Directive:
Check each line of the listing below for the string "time", and copy the ones that have it.

[Rows start]

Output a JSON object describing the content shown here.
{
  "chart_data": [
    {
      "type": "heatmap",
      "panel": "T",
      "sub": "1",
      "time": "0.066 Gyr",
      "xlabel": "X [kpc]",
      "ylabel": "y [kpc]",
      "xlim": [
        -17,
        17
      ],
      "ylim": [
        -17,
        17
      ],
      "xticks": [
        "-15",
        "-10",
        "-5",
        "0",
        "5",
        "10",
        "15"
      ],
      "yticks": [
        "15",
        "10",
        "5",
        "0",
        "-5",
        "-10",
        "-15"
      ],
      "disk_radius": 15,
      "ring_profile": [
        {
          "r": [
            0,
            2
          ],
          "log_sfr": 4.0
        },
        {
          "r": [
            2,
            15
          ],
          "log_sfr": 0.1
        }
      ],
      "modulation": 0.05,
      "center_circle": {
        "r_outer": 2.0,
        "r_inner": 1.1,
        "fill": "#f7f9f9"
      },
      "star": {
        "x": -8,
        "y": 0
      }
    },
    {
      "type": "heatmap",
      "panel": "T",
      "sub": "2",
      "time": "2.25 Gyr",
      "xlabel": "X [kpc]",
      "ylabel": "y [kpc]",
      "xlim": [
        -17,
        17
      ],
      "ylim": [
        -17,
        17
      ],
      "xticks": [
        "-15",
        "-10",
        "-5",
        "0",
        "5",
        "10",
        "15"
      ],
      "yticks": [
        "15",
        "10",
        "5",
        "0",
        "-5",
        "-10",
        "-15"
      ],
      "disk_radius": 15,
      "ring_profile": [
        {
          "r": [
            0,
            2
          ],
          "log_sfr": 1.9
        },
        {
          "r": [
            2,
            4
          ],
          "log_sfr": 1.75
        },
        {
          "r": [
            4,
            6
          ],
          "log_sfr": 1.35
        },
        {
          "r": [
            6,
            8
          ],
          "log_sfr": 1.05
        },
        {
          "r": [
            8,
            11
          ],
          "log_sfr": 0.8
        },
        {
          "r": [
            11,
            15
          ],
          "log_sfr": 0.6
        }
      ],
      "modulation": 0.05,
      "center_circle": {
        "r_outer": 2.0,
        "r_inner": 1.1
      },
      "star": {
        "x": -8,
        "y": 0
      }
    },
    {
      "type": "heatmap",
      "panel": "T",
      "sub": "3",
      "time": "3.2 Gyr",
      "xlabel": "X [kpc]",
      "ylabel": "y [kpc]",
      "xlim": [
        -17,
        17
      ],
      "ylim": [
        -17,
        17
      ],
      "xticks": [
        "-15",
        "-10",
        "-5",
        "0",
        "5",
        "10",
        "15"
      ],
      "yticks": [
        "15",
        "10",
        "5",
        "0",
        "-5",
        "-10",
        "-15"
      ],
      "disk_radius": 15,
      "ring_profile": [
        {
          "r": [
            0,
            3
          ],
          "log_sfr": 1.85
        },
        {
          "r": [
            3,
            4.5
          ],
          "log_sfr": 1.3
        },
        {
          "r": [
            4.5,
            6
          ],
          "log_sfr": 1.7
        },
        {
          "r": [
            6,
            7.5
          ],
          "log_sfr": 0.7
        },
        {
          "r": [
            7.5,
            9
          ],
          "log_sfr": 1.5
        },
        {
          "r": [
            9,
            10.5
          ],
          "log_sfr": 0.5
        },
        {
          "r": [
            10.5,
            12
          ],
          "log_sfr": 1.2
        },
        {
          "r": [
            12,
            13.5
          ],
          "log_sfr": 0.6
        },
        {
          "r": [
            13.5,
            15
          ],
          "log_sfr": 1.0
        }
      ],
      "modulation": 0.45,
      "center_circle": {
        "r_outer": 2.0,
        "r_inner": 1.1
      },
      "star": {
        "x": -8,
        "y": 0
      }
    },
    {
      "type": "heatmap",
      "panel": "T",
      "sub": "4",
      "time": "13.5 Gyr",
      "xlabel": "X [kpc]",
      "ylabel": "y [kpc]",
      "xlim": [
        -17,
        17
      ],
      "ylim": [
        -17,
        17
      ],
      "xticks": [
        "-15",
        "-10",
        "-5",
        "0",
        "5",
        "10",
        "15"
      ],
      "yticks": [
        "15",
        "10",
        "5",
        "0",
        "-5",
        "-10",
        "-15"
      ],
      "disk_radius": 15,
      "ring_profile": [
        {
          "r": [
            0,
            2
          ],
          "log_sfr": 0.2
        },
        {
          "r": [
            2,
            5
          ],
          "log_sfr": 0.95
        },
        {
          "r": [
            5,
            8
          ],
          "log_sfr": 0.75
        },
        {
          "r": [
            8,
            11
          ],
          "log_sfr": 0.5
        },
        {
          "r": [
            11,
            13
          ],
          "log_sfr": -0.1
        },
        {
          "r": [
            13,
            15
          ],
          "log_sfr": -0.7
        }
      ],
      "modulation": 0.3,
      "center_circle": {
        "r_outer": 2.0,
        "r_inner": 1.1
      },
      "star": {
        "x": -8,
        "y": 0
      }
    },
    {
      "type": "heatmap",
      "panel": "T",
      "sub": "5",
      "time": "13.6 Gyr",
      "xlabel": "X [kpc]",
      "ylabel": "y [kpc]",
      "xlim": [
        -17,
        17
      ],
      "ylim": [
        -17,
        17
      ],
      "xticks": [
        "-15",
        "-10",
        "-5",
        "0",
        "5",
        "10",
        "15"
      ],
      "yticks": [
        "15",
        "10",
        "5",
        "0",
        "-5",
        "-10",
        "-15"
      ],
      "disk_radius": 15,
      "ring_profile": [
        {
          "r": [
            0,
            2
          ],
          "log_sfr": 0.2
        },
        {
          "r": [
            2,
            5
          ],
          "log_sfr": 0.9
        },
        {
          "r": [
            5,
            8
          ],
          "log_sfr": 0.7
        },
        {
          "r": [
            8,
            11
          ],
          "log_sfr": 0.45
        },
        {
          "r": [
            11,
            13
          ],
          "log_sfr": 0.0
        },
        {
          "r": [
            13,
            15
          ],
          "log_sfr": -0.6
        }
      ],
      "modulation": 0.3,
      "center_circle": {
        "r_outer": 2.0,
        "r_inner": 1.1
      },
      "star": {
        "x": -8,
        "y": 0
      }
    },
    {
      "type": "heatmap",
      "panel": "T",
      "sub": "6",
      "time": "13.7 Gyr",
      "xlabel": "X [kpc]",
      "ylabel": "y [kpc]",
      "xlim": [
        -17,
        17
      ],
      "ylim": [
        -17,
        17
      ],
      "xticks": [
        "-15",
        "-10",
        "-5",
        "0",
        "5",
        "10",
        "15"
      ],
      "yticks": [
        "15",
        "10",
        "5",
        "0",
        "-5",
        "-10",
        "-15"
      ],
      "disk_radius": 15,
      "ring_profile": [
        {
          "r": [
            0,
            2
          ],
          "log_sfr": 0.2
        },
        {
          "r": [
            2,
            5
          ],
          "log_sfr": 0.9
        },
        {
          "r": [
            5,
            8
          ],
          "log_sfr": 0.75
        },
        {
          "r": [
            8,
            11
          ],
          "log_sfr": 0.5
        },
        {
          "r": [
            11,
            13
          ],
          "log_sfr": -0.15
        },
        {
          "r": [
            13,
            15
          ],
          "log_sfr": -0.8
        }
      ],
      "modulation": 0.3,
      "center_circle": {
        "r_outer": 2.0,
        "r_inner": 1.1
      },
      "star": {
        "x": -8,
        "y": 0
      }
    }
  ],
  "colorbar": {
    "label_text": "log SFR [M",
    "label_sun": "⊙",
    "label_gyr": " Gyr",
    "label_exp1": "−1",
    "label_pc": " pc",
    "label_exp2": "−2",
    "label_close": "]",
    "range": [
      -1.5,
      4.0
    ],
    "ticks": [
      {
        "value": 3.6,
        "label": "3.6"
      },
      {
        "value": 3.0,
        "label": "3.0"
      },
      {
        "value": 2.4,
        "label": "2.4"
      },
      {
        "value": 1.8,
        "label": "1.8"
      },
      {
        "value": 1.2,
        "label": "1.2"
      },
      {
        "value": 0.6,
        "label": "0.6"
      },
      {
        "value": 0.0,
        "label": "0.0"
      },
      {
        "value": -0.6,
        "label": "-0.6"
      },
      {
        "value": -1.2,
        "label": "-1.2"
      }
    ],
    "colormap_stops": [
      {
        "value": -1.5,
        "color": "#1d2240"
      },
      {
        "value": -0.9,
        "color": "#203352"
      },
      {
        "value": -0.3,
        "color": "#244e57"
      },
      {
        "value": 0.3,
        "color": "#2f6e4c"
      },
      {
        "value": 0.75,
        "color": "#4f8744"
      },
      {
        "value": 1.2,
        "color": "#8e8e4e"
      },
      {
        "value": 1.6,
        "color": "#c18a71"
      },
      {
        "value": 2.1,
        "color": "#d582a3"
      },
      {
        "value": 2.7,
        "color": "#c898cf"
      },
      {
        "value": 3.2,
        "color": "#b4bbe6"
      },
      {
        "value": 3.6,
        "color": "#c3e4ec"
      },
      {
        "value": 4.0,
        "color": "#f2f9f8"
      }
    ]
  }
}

[Rows end]

Solution for this exercise:
      "time": "0.066 Gyr",
      "time": "2.25 Gyr",
      "time": "3.2 Gyr",
      "time": "13.5 Gyr",
      "time": "13.6 Gyr",
      "time": "13.7 Gyr",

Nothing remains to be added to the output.